Required work —
Set each record down exactly, excluding all images.

Records to use —
┏━━
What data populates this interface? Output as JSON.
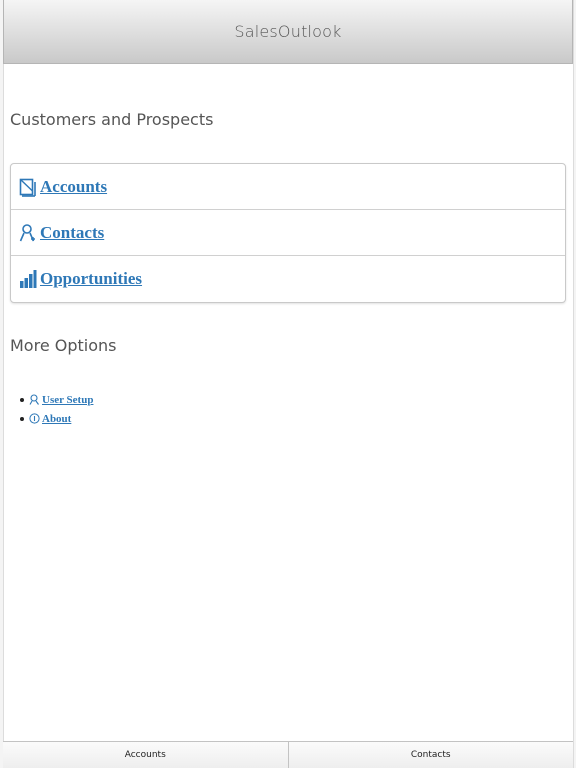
{
  "header": {
    "title": "SalesOutlook"
  },
  "sections": {
    "customers_title": "Customers and Prospects",
    "more_title": "More Options"
  },
  "menu": {
    "items": [
      {
        "label": "Accounts",
        "icon": "accounts-icon"
      },
      {
        "label": "Contacts",
        "icon": "contact-person-icon"
      },
      {
        "label": "Opportunities",
        "icon": "bar-chart-icon"
      }
    ]
  },
  "options": {
    "items": [
      {
        "label": "User Setup",
        "icon": "user-setup-icon"
      },
      {
        "label": "About",
        "icon": "info-icon"
      }
    ]
  },
  "bottom_nav": {
    "tabs": [
      {
        "label": "Accounts"
      },
      {
        "label": "Contacts"
      }
    ]
  },
  "colors": {
    "link": "#2e78b7",
    "header_top": "#f5f5f5",
    "header_bottom": "#c9c9c9",
    "text_muted": "#555555"
  }
}
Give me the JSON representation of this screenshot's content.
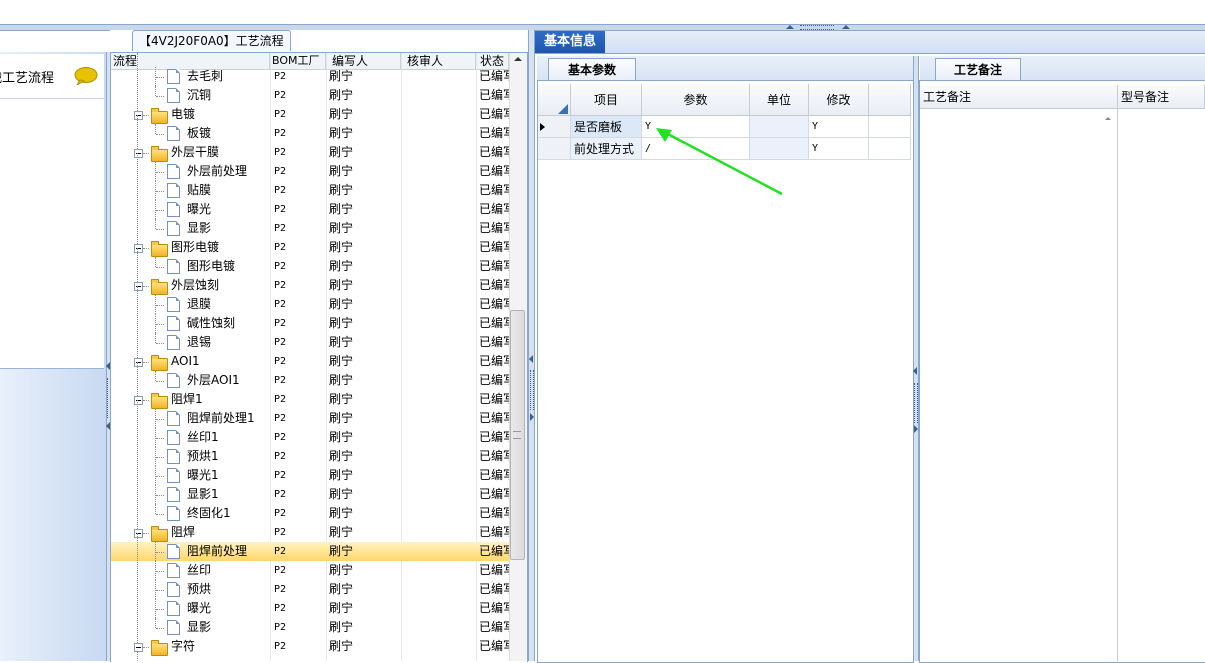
┗━━
Response below —
What data populates this interface? Output as JSON.
{
  "header": {
    "title": "SalesOutlook"
  },
  "sections": {
    "customers_title": "Customers and Prospects",
    "more_title": "More Options"
  },
  "menu": {
    "items": [
      {
        "label": "Accounts",
        "icon": "accounts-icon"
      },
      {
        "label": "Contacts",
        "icon": "contact-person-icon"
      },
      {
        "label": "Opportunities",
        "icon": "bar-chart-icon"
      }
    ]
  },
  "options": {
    "items": [
      {
        "label": "User Setup",
        "icon": "user-setup-icon"
      },
      {
        "label": "About",
        "icon": "info-icon"
      }
    ]
  },
  "bottom_nav": {
    "tabs": [
      {
        "label": "Accounts"
      },
      {
        "label": "Contacts"
      }
    ]
  },
  "colors": {
    "link": "#2e78b7",
    "header_top": "#f5f5f5",
    "header_bottom": "#c9c9c9",
    "text_muted": "#555555"
  }
}
Give me the JSON representation of this screenshot's content.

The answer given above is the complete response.